[Collected data entries]
------------------------------

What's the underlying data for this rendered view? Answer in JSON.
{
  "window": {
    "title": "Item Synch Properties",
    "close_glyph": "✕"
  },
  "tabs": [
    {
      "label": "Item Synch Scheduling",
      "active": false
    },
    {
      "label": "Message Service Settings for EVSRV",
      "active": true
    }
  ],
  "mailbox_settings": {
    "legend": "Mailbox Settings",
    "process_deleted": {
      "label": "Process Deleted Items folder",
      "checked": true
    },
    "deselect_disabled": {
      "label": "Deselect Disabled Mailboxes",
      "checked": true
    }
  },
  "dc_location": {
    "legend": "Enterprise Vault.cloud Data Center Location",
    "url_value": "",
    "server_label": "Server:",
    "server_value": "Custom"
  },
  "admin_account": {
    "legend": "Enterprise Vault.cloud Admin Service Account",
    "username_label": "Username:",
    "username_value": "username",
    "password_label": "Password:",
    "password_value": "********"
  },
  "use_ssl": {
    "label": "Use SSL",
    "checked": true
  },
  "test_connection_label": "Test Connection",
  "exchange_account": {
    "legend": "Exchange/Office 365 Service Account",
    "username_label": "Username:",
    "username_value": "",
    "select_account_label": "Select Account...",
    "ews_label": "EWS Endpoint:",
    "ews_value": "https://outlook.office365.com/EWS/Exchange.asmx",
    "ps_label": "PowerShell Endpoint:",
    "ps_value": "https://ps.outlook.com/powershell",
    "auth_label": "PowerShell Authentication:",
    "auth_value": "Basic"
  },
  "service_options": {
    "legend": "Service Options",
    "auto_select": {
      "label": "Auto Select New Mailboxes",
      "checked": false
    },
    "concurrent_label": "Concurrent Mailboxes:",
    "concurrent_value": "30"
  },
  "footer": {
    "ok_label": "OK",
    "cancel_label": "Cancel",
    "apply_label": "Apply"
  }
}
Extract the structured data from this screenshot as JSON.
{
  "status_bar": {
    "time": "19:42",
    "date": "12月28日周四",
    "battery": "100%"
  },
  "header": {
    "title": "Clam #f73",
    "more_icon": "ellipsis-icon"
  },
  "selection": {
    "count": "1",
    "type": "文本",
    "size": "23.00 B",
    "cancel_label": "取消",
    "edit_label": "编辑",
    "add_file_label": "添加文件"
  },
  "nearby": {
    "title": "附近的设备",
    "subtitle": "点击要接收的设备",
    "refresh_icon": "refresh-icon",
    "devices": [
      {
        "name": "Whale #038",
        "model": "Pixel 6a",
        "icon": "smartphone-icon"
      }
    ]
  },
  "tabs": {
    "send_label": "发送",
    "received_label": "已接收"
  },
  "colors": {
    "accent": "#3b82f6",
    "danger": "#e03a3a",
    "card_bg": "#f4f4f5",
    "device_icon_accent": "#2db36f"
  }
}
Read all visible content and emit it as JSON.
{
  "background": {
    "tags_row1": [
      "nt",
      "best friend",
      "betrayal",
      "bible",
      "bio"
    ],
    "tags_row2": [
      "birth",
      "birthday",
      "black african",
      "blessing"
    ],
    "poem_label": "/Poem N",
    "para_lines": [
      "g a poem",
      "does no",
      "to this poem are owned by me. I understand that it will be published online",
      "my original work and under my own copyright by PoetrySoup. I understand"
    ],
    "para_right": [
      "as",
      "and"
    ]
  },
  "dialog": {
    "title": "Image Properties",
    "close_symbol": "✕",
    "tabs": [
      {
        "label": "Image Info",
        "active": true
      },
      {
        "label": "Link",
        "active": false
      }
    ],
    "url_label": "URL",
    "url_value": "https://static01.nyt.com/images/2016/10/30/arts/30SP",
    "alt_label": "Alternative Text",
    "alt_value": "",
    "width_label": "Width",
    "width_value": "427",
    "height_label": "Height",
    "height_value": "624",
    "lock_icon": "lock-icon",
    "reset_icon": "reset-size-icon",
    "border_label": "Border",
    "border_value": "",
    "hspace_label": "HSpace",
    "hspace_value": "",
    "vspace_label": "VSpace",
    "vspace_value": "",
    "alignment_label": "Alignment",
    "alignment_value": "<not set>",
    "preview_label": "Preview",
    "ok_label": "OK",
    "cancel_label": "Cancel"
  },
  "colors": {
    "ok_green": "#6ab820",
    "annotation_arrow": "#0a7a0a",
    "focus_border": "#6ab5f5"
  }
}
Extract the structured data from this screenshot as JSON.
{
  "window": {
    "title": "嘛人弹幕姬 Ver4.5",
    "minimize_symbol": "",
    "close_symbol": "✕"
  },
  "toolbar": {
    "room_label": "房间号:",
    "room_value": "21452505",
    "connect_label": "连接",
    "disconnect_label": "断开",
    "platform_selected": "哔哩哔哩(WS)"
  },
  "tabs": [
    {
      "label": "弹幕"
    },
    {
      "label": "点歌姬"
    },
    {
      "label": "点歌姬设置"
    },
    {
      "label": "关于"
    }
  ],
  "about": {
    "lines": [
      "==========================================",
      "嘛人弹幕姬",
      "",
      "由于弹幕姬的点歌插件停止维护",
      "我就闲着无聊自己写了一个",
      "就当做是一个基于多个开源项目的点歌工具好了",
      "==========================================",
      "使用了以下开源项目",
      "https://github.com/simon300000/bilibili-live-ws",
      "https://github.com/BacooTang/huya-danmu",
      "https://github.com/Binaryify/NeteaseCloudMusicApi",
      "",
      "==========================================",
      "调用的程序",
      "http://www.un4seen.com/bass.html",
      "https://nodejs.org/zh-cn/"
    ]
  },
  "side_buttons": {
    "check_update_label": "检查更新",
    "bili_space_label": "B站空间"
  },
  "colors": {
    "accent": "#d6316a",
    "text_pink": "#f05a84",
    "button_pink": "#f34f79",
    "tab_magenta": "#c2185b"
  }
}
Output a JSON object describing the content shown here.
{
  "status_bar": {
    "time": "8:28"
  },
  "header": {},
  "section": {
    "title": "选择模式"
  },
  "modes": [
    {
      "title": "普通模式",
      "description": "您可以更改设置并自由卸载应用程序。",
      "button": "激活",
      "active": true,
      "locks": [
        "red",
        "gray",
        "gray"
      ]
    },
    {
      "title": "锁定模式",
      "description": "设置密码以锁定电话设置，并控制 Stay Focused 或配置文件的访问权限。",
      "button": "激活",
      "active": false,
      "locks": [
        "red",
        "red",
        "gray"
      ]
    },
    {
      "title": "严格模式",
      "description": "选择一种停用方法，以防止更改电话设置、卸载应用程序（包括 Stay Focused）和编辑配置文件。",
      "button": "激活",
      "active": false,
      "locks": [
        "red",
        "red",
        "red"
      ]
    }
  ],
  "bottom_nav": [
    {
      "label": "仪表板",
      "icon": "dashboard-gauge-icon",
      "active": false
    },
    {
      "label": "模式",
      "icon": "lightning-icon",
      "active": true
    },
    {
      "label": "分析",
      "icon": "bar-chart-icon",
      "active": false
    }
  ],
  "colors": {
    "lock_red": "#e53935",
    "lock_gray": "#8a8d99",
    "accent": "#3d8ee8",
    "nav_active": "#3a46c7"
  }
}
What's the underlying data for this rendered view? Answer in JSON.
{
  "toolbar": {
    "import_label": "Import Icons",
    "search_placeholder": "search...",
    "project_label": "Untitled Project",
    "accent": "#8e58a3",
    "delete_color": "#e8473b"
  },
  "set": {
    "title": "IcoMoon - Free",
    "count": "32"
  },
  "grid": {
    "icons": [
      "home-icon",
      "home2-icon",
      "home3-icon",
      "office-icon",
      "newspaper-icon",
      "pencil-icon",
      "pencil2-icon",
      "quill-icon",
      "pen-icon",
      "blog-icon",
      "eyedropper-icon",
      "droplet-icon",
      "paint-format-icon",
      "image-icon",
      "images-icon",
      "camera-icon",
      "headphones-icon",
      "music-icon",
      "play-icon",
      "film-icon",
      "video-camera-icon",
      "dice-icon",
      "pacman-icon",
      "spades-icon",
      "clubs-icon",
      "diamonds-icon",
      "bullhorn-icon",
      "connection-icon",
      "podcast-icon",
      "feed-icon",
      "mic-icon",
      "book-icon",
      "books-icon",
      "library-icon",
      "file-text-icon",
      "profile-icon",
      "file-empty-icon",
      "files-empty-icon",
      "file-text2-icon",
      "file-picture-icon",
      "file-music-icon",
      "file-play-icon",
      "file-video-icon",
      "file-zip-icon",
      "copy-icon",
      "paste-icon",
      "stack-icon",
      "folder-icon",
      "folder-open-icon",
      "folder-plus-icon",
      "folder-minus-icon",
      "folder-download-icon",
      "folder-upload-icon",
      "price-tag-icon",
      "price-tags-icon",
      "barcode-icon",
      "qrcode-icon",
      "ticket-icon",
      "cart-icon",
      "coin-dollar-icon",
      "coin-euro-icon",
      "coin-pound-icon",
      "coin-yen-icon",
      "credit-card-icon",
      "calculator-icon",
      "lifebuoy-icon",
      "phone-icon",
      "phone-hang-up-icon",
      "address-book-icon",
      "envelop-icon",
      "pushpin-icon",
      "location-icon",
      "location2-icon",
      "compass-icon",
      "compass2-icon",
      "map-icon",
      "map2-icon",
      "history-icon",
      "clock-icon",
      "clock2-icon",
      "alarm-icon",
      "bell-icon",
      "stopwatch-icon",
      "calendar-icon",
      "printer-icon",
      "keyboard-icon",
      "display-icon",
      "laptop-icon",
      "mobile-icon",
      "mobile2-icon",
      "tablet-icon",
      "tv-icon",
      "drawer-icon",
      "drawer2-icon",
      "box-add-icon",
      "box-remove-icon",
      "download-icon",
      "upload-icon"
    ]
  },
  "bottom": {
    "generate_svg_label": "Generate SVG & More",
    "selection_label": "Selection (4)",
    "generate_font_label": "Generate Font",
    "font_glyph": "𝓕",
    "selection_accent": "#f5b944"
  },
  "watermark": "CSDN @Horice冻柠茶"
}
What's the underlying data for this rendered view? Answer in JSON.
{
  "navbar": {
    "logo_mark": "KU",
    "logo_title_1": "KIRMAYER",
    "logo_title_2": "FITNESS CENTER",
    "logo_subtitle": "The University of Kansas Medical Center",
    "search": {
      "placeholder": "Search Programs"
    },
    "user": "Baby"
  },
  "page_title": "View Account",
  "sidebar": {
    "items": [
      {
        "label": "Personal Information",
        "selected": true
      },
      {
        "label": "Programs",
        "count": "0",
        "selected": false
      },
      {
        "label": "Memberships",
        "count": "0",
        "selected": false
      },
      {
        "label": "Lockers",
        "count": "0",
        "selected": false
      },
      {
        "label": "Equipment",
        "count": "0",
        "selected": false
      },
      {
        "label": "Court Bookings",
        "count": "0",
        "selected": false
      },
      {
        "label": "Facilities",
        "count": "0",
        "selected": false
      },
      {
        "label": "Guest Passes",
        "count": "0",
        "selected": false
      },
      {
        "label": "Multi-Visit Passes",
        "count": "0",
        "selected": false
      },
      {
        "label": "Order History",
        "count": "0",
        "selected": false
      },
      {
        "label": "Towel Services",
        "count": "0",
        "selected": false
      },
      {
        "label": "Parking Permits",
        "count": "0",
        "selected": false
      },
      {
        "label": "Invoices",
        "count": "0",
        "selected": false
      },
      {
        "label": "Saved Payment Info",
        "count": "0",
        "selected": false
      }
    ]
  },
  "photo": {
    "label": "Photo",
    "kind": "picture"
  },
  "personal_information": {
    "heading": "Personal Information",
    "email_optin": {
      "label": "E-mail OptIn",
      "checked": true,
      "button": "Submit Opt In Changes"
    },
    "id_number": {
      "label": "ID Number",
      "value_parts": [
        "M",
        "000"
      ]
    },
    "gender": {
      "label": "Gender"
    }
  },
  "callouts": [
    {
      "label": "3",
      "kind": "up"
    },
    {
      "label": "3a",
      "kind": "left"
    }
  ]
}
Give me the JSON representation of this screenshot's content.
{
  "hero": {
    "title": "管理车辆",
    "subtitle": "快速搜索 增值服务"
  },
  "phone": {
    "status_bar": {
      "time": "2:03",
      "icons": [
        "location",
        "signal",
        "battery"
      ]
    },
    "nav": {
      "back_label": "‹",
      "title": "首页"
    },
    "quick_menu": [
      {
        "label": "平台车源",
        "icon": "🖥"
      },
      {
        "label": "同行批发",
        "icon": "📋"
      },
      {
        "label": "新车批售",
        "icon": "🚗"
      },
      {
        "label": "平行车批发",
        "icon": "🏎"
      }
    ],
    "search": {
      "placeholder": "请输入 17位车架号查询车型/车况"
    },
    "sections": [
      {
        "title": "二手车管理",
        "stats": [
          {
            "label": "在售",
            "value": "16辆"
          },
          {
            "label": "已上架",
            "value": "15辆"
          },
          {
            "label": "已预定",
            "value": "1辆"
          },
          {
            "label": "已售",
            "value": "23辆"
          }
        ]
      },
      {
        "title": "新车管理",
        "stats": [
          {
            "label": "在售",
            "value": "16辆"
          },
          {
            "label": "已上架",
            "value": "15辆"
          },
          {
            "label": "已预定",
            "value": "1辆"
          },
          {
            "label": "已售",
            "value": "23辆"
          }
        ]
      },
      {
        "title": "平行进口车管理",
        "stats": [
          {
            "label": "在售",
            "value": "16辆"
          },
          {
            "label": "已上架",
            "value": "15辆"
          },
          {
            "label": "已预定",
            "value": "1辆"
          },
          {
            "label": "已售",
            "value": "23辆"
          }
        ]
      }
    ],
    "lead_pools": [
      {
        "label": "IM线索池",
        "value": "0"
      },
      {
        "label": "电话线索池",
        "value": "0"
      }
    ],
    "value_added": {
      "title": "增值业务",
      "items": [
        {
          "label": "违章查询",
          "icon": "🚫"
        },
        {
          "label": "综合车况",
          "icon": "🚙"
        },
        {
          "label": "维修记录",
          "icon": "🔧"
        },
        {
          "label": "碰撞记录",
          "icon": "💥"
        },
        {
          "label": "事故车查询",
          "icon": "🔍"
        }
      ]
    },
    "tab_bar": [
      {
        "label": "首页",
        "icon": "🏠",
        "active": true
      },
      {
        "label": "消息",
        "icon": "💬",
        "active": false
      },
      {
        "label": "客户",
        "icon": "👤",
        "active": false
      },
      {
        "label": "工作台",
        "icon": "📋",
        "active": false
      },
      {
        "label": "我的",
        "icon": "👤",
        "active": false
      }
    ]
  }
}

------------------------------

> **Set task**:
Copy every line of the listing that contains the word "size".

> **Solution to the exercise**:
    "size": "23.00 B",
    "reset_icon": "reset-size-icon",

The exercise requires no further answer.